Records excerpted from a collection:
/---

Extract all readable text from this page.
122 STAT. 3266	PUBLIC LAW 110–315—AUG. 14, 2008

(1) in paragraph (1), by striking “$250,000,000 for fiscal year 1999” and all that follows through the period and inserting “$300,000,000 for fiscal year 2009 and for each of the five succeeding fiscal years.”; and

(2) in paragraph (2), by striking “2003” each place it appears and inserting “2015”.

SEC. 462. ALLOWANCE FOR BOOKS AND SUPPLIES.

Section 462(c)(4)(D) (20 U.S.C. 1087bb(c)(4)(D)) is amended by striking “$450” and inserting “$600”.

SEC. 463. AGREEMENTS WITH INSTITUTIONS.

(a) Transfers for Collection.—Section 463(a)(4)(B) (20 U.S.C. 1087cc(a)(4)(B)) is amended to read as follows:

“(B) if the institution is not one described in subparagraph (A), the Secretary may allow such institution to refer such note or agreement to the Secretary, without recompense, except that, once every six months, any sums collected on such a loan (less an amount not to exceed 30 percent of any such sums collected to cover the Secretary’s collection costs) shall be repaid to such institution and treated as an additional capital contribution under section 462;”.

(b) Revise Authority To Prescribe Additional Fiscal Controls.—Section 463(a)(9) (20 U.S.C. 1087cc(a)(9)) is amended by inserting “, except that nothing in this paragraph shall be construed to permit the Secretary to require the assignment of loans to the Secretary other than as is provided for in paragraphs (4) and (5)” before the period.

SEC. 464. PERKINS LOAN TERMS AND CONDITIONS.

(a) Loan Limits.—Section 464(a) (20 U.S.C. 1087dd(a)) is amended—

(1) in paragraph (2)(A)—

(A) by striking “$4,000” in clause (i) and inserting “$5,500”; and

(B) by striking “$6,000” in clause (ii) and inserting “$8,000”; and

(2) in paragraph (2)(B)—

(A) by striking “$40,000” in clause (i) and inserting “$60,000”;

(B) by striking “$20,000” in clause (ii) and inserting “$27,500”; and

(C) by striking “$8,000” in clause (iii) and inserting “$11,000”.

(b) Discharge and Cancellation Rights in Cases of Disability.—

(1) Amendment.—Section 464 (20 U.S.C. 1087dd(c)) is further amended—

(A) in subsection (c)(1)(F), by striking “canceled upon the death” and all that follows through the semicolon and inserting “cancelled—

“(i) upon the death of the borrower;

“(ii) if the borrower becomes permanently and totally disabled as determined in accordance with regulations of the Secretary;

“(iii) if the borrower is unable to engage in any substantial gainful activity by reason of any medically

\---

Problem to solve: Copy each line that contains the word "amended".

The completed task:
Section 462(c)(4)(D) (20 U.S.C. 1087bb(c)(4)(D)) is amended by striking “$450” and inserting “$600”.
(a) Transfers for Collection.—Section 463(a)(4)(B) (20 U.S.C. 1087cc(a)(4)(B)) is amended to read as follows:
(b) Revise Authority To Prescribe Additional Fiscal Controls.—Section 463(a)(9) (20 U.S.C. 1087cc(a)(9)) is amended by inserting “, except that nothing in this paragraph shall be construed to permit the Secretary to require the assignment of loans to the Secretary other than as is provided for in paragraphs (4) and (5)” before the period.
(a) Loan Limits.—Section 464(a) (20 U.S.C. 1087dd(a)) is amended—
(1) Amendment.—Section 464 (20 U.S.C. 1087dd(c)) is further amended—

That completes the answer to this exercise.